> Excerpt
========
Some of the advantages of Ilizarov apparatus include:
- Low incident rates of infection, hemorrhage, and tissue trauma when compared to the traditional method as it is an incision-free technique.
- It is a minimally invasive technique with only wires used to fix the bones to the rings causing minimal soft tissue damage.
- The cylindrical shape of the apparatus enables correction of the deformities in 3-dimensions simultaneously enhancing the versatility of the fixator.
- No immobilization (means the patient can move throughout the treatment), so less chance of contractures and joint stiffness problems.
- Short-term inpatient hospitalization
Taylor Spatial Frame (TSF)
The Taylor Spatial Frame (TSF) is an external orthopaedic device used in the correction of limbs; either lengthening or straightening that is based on the Ilizarov method of limb deformity correction. This fixator stimulates the growth of new bone and allows the surgeon to accurately orient and align bones according to its specific anatomic location.
The modern TSF is a hexapod device and was named after its inventor, Dr. Charles Taylor, an orthopaedic surgeon. It has yielded clinically proven results in the treatment of complex fractures and bone deformities over a vast period of time.
The TSF is used to correct various upper and lower extremity deformities in both adults and children. Some of the conditions include:
- Injury/trauma to the upper or lower limbs
- Congenital anomalies of the limb
- Short stature/short limb skeletal dysplasia
- Bone and joint infections
- Joint stiffness disorders
- In cases of acute fractures, mal-unions, and non-unions.
The latest TSF is a spherical metallic frame consisting of six rods and two rings that are connected to each other. This structure of the frame permits movements in different directions which facilitate to correct various acquired and congenital deformities of the limb. The highlighting qualities of TSF are reduction, fixation and minimal invasiveness to soft tissues.
The surgeon selects the exact shape and size of the frame to be fitted depending upon the anatomy and requirements of the affected limb.
Role of TSF in the correction of limb deformities:
Limb deformity correction aids in restoring the affected bone to normal length, alignment, and function. Your surgeon records the information regarding the bone deformity when fixing the TSF. This information is then entered into a specialized software application. The recorded data is examined and accordingly a treatment plan is tailored. The software designs an image of the bone deformity and displays the regular bone movements required to be made until complete bone alignment takes place.
========
Dataset items:
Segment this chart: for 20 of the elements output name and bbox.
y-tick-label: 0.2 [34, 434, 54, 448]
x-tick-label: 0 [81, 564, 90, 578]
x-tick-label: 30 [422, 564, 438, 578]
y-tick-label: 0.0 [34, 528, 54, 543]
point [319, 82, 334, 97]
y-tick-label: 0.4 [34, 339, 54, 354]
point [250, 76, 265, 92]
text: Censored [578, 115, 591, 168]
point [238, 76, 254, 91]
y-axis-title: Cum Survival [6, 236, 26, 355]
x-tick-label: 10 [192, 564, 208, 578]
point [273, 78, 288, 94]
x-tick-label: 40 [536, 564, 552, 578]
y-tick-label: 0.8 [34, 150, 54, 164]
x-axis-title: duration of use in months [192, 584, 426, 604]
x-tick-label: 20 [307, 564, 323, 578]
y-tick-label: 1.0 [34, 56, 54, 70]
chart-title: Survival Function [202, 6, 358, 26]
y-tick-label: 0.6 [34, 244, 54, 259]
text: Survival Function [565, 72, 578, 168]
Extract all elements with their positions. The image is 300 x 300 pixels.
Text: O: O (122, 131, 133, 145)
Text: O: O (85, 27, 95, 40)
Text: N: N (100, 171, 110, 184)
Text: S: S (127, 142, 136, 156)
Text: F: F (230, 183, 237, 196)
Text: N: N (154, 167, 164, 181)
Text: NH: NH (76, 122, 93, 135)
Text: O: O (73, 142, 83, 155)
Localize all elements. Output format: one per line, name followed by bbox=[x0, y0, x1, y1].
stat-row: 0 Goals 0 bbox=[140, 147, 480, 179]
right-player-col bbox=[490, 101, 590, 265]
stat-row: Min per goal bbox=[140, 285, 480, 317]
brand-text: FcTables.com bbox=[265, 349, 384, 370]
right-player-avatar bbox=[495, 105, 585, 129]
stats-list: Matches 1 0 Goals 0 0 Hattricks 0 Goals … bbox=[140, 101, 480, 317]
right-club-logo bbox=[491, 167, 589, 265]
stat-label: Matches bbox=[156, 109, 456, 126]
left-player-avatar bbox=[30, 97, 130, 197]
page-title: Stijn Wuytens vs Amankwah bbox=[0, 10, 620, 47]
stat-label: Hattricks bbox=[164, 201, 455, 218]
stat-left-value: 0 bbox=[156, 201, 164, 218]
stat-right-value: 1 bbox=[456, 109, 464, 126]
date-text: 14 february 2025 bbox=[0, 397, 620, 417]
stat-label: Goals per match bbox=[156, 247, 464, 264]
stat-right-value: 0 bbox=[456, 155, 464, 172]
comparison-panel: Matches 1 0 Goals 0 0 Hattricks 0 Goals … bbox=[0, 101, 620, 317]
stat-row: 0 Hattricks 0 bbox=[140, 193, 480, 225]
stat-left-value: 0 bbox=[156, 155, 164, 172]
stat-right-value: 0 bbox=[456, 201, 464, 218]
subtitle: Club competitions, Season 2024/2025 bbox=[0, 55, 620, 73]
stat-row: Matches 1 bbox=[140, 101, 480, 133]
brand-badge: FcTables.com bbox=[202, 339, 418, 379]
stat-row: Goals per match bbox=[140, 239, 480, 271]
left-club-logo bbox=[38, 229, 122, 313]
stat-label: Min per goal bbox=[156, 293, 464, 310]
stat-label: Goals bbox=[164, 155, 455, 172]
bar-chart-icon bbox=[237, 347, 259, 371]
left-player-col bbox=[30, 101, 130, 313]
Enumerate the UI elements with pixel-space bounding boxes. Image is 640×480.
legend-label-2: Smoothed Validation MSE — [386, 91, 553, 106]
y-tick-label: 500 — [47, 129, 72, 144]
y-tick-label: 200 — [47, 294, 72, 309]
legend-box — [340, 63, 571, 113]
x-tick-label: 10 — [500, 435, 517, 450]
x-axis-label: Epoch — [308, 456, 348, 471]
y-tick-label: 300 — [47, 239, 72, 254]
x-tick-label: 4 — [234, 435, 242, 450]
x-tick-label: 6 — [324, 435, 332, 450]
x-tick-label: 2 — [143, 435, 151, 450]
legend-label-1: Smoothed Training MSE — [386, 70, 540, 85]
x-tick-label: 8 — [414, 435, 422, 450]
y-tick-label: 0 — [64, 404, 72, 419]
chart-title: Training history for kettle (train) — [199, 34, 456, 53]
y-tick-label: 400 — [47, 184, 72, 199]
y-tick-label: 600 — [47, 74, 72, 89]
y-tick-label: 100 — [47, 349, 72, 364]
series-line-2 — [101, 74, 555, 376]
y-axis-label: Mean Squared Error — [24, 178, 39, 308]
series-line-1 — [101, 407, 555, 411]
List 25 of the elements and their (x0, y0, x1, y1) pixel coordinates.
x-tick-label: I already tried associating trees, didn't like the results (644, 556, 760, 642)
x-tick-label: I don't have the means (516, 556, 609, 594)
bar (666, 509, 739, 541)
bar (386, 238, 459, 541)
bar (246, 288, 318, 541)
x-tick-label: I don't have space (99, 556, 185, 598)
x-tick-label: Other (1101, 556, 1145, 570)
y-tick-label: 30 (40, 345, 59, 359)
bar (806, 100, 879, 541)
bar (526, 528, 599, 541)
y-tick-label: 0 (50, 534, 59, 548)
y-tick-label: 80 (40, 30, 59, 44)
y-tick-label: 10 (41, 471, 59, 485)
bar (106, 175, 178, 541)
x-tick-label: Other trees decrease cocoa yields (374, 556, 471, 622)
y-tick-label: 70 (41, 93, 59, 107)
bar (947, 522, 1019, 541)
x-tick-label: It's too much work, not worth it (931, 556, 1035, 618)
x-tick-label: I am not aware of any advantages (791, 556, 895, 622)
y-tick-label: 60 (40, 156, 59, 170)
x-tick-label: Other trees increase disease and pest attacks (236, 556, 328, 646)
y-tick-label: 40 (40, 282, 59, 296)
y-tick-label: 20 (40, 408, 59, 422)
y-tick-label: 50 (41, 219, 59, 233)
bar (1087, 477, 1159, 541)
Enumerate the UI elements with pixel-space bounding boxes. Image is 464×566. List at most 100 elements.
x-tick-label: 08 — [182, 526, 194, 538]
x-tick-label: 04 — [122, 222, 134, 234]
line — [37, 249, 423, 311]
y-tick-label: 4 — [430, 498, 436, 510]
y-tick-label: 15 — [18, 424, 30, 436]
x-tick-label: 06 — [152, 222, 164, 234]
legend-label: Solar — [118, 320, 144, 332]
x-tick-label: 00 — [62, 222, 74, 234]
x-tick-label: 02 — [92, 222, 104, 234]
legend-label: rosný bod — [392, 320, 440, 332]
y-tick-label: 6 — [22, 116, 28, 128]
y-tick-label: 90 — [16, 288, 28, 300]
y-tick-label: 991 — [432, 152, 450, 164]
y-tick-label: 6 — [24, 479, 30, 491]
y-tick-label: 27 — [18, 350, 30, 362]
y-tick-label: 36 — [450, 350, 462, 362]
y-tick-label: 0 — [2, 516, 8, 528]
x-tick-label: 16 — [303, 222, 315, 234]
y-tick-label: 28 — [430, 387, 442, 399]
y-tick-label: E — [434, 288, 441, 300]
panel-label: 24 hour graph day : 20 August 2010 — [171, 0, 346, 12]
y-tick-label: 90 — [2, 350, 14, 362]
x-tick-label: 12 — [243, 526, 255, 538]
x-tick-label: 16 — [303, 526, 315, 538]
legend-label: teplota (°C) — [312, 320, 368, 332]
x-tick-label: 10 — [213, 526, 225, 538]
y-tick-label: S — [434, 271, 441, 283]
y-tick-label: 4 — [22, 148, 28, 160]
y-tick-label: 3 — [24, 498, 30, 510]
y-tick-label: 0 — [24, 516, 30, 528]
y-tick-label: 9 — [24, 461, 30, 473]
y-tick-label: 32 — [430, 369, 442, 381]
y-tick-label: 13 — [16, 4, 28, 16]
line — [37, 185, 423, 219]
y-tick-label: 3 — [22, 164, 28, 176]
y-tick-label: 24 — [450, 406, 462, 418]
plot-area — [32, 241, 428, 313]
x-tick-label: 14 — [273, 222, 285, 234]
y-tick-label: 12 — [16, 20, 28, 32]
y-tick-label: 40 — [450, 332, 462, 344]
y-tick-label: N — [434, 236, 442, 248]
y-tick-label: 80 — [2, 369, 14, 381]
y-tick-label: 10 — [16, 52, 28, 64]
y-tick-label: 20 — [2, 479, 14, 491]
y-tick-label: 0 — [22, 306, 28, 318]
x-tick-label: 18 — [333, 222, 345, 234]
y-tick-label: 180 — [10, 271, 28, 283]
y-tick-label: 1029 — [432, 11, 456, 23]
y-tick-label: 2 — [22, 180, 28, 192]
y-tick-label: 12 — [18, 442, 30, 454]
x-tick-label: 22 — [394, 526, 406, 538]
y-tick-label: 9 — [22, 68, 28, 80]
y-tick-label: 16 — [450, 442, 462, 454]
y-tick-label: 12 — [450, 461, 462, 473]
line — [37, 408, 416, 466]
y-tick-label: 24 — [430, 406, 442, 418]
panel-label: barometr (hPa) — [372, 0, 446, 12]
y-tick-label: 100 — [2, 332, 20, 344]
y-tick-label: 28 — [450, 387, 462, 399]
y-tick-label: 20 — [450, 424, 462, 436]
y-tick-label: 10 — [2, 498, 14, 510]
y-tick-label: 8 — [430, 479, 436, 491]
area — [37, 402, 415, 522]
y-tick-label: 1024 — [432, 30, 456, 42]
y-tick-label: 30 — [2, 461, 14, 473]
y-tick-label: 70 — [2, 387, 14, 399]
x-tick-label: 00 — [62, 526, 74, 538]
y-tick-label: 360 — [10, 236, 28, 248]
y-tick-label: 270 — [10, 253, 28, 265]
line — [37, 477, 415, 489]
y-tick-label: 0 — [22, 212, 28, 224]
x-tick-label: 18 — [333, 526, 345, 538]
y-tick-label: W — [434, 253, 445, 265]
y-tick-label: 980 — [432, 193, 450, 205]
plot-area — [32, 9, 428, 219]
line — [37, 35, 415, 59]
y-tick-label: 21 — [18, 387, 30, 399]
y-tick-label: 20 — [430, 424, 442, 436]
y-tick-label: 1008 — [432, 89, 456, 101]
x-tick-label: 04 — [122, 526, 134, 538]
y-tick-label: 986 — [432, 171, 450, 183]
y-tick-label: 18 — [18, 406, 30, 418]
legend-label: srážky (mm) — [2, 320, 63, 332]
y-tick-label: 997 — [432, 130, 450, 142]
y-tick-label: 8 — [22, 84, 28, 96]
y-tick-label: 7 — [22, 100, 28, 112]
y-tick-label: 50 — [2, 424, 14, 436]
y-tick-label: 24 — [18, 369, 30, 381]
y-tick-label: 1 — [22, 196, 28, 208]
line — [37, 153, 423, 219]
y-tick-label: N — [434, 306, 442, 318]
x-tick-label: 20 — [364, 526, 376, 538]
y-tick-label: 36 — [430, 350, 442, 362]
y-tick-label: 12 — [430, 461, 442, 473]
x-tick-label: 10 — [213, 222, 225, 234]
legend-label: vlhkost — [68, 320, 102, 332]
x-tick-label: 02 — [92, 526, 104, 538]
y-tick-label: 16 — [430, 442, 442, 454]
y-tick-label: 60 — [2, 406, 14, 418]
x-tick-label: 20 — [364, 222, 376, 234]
========
> Exercise
Reproduce the excerpt starting at "- It is a minimally" and ending at "joint stiffness problems.", substituting "device" for every occurrence of "apparatus".

> Output of the task
- It is a minimally invasive technique with only wires used to fix the bones to the rings causing minimal soft tissue damage.
- The cylindrical shape of the device enables correction of the deformities in 3-dimensions simultaneously enhancing the versatility of the fixator.
- No immobilization (means the patient can move throughout the treatment), so less chance of contractures and joint stiffness problems.